[PROBLEM REQUIREMENTS] Write out every entry, unchanged. Skip any picture.

:: DATASET ROWS ::

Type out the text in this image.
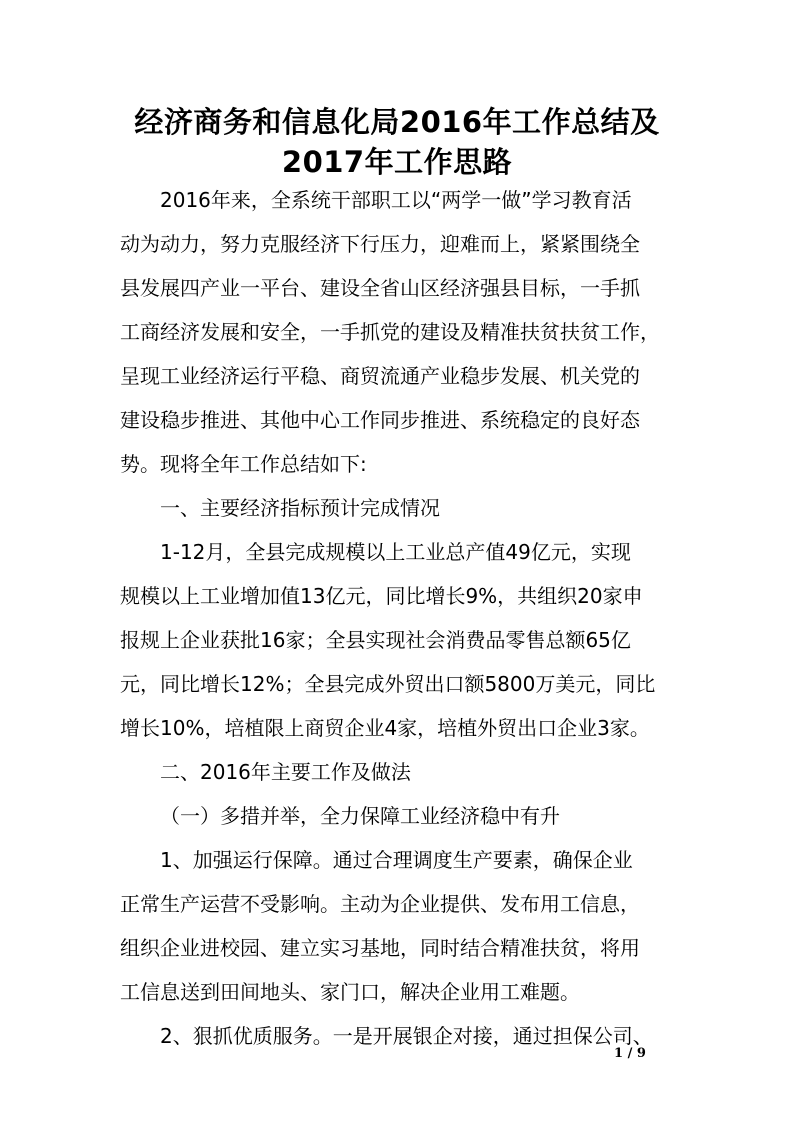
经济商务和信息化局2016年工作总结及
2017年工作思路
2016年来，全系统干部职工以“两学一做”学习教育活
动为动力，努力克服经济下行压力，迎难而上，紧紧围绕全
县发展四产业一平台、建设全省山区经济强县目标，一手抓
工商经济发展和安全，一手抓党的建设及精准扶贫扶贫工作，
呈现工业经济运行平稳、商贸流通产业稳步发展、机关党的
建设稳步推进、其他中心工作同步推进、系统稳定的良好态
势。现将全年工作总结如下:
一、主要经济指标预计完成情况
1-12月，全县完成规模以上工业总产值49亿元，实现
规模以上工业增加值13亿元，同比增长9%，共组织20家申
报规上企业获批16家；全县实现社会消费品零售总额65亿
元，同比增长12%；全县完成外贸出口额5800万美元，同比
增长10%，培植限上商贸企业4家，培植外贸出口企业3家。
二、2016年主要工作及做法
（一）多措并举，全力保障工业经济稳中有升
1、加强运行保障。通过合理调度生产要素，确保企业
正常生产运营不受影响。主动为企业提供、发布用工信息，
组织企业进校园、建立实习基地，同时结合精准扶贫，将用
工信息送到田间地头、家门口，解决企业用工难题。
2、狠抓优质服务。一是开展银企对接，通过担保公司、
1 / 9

:::

[RESULT BELOW]
Type out the text in this image.
经济商务和信息化局2016年工作总结及
2017年工作思路
2016年来，全系统干部职工以“两学一做”学习教育活
动为动力，努力克服经济下行压力，迎难而上，紧紧围绕全
县发展四产业一平台、建设全省山区经济强县目标，一手抓
工商经济发展和安全，一手抓党的建设及精准扶贫扶贫工作，
呈现工业经济运行平稳、商贸流通产业稳步发展、机关党的
建设稳步推进、其他中心工作同步推进、系统稳定的良好态
势。现将全年工作总结如下:
一、主要经济指标预计完成情况
1-12月，全县完成规模以上工业总产值49亿元，实现
规模以上工业增加值13亿元，同比增长9%，共组织20家申
报规上企业获批16家；全县实现社会消费品零售总额65亿
元，同比增长12%；全县完成外贸出口额5800万美元，同比
增长10%，培植限上商贸企业4家，培植外贸出口企业3家。
二、2016年主要工作及做法
（一）多措并举，全力保障工业经济稳中有升
1、加强运行保障。通过合理调度生产要素，确保企业
正常生产运营不受影响。主动为企业提供、发布用工信息，
组织企业进校园、建立实习基地，同时结合精准扶贫，将用
工信息送到田间地头、家门口，解决企业用工难题。
2、狠抓优质服务。一是开展银企对接，通过担保公司、
1 / 9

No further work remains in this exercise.